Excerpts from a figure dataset

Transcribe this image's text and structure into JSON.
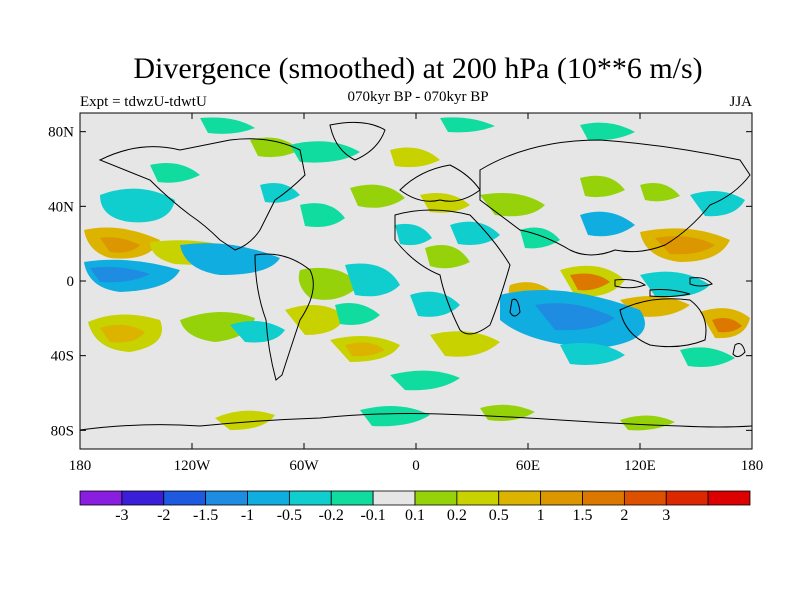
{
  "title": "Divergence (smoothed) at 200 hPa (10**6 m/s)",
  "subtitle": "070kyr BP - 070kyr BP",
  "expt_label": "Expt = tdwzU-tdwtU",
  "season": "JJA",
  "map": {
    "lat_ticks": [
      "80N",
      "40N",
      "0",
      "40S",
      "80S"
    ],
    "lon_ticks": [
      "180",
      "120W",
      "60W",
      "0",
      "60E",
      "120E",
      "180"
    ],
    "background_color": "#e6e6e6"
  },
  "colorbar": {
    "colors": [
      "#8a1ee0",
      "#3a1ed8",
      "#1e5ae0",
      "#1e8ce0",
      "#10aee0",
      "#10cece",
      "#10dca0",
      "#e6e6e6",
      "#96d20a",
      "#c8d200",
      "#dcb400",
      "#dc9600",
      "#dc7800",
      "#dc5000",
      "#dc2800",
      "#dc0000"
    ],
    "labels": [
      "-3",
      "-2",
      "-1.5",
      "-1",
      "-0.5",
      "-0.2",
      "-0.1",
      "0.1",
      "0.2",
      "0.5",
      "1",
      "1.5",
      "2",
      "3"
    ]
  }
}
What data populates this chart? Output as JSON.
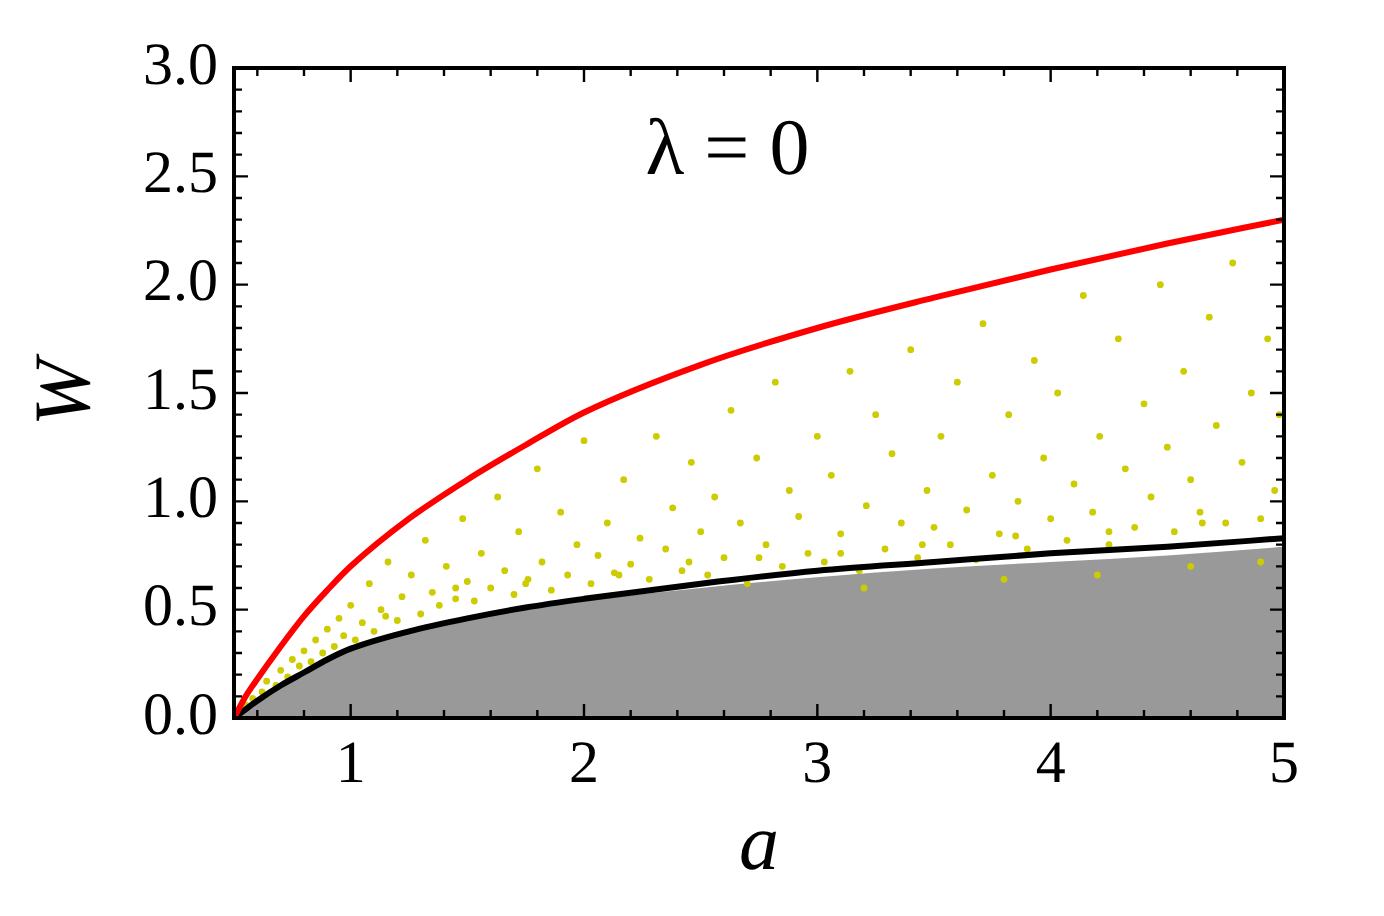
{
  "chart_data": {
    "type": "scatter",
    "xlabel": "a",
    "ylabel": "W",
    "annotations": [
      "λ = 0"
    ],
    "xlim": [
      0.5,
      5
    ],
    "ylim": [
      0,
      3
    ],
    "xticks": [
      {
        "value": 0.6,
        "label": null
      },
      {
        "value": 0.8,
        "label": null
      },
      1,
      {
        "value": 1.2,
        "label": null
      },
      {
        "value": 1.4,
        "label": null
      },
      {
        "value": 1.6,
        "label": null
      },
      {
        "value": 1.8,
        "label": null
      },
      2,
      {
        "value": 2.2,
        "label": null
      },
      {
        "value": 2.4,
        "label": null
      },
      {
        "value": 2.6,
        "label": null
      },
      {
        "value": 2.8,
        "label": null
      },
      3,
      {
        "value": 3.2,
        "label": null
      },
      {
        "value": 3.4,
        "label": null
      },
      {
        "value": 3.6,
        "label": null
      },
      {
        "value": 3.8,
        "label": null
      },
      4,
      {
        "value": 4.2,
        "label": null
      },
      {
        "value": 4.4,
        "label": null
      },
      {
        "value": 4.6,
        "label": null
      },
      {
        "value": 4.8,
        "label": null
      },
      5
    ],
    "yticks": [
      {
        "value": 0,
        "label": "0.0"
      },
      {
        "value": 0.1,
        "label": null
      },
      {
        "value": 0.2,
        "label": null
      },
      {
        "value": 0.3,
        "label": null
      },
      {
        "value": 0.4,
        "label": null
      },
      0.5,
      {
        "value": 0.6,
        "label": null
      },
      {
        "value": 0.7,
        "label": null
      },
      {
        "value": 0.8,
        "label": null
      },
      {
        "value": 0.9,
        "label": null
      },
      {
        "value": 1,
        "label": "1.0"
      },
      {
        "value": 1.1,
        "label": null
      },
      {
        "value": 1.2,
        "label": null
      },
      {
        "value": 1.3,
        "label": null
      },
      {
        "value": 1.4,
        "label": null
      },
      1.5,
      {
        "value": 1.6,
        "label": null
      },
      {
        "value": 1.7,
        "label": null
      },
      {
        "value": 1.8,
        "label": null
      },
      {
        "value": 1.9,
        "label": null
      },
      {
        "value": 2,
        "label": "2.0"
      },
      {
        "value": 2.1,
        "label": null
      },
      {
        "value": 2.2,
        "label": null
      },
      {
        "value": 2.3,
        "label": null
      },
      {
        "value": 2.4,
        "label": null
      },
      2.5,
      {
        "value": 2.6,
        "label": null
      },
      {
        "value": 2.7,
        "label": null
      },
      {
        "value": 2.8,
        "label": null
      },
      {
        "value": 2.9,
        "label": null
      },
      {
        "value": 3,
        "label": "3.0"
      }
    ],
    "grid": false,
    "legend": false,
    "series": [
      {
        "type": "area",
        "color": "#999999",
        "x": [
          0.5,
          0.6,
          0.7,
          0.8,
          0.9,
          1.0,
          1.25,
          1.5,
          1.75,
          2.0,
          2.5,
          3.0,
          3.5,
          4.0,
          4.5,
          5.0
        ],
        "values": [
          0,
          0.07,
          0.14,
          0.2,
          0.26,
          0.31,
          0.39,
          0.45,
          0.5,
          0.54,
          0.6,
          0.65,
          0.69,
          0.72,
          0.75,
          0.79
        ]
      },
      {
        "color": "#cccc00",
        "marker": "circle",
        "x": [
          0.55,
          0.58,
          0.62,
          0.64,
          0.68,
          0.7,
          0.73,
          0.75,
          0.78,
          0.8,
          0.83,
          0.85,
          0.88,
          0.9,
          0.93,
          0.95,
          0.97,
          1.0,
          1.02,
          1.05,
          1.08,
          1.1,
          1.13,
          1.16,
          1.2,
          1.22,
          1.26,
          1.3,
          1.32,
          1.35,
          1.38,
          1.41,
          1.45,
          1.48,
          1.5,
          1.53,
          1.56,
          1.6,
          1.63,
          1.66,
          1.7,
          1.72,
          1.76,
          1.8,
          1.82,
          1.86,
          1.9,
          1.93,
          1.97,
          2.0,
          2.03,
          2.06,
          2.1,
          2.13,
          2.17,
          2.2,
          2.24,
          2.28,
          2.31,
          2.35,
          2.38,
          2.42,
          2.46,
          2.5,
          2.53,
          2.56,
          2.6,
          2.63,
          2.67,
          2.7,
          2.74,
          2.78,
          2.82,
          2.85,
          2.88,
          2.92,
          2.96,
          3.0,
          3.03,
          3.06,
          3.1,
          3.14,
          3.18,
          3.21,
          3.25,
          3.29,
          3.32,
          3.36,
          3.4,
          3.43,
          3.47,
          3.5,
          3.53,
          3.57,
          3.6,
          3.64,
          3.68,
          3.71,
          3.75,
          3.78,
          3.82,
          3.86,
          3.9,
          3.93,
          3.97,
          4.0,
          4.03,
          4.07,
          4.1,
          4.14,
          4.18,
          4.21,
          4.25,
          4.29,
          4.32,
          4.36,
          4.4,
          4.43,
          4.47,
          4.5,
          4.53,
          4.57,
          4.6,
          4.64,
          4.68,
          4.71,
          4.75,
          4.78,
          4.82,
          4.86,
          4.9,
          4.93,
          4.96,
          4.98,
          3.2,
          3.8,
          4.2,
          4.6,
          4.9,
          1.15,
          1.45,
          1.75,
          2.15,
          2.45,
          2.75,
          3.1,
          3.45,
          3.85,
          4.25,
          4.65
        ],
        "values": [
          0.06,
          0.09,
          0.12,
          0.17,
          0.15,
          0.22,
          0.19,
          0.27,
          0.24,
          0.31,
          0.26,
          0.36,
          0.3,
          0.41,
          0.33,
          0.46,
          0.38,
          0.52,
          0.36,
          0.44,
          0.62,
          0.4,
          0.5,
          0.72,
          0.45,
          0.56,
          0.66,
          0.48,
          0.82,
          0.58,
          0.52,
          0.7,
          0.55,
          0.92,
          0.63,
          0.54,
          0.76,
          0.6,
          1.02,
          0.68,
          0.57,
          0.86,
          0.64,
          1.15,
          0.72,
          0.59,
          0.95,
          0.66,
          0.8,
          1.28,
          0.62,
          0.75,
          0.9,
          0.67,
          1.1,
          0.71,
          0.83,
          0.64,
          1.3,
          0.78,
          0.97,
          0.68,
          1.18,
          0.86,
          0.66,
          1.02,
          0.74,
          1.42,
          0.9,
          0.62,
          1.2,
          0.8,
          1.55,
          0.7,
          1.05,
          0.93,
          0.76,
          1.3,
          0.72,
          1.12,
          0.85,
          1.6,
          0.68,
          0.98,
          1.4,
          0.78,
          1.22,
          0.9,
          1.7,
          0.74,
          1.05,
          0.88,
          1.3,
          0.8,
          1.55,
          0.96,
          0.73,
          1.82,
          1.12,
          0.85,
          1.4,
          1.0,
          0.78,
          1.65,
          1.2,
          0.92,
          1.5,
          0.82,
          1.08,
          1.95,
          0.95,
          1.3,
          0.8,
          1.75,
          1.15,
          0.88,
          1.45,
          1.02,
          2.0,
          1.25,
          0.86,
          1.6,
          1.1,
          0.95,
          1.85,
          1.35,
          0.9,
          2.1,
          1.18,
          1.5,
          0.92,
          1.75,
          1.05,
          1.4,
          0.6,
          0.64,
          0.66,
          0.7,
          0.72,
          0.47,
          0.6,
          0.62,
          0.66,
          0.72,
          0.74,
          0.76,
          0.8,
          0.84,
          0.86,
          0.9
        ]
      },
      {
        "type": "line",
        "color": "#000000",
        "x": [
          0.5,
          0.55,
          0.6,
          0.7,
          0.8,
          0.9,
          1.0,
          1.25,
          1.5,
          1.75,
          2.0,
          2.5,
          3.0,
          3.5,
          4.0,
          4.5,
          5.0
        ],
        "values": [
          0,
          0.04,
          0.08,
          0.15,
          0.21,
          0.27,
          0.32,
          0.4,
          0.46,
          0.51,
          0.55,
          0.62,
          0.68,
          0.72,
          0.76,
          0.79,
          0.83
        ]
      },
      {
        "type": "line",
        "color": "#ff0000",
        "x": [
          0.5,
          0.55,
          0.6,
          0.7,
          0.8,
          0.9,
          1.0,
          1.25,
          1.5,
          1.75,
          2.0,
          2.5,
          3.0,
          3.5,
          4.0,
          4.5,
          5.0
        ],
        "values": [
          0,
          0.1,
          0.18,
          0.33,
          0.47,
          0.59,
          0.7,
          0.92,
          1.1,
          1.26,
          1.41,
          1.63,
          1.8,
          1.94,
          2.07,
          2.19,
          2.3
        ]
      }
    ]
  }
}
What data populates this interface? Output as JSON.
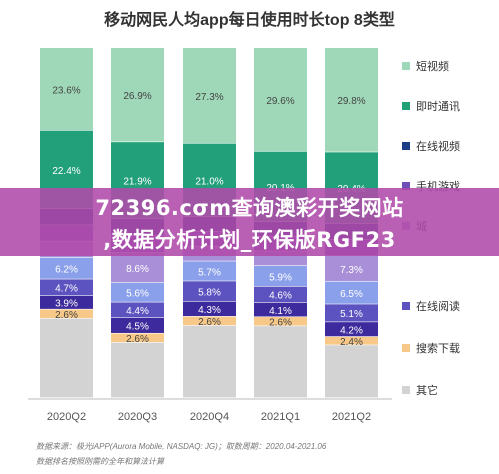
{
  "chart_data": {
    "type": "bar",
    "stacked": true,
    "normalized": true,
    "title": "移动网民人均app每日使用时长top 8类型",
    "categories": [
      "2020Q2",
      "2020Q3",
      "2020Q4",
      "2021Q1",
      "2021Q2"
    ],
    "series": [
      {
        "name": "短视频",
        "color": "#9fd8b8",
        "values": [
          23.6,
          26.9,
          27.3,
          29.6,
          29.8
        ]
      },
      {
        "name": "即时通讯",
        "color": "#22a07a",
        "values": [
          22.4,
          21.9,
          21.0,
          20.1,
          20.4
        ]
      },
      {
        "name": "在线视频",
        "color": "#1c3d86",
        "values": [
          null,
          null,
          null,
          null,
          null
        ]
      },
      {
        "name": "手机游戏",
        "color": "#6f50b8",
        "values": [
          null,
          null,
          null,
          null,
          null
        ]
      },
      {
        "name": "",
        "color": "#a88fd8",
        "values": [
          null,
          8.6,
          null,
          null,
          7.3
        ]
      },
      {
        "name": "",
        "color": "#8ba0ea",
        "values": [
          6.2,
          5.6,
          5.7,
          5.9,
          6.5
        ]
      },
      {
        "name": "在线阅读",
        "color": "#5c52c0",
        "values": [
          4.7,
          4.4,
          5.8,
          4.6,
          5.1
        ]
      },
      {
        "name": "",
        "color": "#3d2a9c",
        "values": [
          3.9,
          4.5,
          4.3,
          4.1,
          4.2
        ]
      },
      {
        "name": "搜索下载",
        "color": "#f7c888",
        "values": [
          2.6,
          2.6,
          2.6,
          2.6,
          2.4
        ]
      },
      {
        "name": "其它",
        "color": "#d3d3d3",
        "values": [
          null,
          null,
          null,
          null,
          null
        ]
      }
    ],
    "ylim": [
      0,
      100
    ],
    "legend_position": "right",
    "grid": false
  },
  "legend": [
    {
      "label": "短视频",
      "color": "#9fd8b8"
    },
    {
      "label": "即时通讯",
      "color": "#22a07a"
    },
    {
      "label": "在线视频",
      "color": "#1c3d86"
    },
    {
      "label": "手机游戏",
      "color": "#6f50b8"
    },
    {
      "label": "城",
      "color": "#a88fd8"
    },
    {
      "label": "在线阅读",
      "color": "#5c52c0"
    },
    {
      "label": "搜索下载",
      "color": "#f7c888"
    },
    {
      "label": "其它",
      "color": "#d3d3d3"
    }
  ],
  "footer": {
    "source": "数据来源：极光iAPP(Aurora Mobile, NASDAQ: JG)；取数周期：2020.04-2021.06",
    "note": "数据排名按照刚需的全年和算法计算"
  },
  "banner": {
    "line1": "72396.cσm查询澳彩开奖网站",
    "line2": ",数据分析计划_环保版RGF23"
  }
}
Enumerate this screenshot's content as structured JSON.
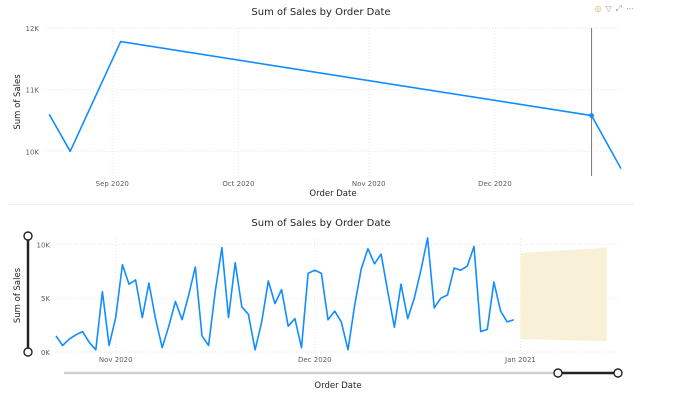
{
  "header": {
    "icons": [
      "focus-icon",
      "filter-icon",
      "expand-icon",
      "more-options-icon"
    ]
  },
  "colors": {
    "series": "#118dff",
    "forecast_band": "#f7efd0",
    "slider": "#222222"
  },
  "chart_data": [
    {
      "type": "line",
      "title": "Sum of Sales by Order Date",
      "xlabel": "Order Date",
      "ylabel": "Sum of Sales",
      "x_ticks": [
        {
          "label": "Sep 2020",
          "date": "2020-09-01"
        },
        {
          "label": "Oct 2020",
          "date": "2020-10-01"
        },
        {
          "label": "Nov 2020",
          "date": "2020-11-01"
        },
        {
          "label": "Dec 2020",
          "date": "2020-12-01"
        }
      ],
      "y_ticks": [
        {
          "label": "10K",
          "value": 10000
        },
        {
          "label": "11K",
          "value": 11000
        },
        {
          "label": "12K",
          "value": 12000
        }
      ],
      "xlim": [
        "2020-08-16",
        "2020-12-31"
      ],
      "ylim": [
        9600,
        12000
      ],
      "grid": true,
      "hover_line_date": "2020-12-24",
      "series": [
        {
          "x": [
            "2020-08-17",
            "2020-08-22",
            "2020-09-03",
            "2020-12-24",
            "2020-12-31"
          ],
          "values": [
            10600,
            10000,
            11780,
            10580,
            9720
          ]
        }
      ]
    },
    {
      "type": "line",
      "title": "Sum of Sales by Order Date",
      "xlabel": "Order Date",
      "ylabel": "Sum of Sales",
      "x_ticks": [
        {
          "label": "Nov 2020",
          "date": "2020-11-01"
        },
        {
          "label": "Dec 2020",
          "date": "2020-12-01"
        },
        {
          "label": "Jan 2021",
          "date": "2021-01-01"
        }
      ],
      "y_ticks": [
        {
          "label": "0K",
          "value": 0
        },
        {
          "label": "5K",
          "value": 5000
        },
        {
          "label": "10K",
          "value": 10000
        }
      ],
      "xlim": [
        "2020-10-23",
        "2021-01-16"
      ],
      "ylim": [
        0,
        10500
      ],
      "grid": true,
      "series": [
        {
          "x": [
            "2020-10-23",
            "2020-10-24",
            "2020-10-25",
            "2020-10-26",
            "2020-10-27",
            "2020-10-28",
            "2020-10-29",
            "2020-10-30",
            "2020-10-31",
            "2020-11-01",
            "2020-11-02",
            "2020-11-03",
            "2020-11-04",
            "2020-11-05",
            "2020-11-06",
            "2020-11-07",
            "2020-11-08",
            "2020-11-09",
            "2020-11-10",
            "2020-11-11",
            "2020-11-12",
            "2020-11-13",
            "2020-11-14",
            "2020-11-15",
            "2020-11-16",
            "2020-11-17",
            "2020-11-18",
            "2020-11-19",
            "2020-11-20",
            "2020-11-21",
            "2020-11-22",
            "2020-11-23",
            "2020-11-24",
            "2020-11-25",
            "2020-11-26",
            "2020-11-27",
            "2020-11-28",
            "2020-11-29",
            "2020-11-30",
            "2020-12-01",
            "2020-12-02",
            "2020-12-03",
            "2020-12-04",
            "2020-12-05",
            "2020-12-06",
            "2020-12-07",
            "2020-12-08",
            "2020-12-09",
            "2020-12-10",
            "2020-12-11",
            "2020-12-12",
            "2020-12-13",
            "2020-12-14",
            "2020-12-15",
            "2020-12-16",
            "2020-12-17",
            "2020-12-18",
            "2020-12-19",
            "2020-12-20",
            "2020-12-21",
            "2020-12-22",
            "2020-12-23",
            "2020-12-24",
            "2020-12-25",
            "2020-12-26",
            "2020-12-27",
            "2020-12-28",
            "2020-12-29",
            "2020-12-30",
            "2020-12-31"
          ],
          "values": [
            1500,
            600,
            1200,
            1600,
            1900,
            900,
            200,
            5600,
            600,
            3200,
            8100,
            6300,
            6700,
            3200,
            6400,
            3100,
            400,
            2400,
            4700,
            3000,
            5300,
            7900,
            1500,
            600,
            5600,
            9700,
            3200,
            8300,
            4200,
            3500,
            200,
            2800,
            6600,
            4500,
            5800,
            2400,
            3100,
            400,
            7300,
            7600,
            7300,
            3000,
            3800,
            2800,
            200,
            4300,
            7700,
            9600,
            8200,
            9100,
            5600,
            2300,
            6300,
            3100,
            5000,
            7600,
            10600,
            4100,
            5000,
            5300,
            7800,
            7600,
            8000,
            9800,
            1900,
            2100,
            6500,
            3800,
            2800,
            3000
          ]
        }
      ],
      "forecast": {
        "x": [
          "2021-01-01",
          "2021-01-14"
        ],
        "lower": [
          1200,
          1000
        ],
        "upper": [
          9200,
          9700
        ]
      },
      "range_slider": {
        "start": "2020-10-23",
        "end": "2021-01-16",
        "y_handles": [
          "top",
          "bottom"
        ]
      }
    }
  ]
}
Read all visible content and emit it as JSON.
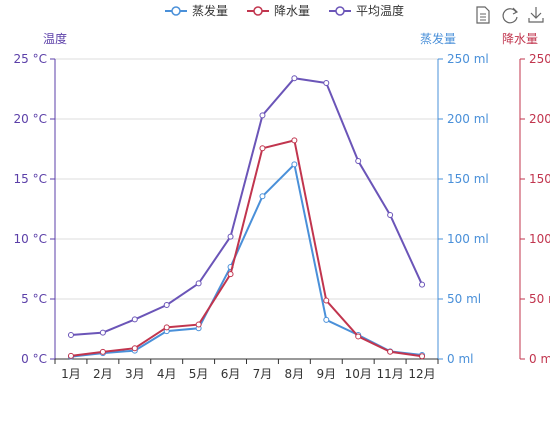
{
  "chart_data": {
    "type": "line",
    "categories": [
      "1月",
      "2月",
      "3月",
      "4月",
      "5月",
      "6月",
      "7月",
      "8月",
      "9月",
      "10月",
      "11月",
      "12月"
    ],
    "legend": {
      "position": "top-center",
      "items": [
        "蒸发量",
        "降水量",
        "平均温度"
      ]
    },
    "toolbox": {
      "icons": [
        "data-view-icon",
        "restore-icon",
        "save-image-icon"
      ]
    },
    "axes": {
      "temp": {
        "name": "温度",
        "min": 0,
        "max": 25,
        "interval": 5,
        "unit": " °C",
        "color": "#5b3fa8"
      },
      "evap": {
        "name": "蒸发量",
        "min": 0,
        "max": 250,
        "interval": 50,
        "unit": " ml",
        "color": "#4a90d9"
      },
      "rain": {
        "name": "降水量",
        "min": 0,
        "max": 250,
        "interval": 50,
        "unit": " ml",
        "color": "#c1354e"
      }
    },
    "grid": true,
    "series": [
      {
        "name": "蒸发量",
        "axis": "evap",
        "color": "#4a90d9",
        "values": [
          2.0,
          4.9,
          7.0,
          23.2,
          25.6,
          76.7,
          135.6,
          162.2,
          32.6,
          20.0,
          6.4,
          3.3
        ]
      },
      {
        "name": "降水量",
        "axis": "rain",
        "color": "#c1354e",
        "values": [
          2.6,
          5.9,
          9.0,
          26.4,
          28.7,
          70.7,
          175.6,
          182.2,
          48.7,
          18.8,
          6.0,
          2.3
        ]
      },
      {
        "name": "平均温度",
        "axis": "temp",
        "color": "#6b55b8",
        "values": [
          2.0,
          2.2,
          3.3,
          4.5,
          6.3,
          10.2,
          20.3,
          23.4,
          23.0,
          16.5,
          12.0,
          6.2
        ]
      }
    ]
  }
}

:: THE EXERCISE ::
Pull out all lines from the listing that contain the string "content".

:: SOLVED EXERCISE ::
Enumerate this screenshot's content as structured JSON.
Read all visible content and emit it as JSON.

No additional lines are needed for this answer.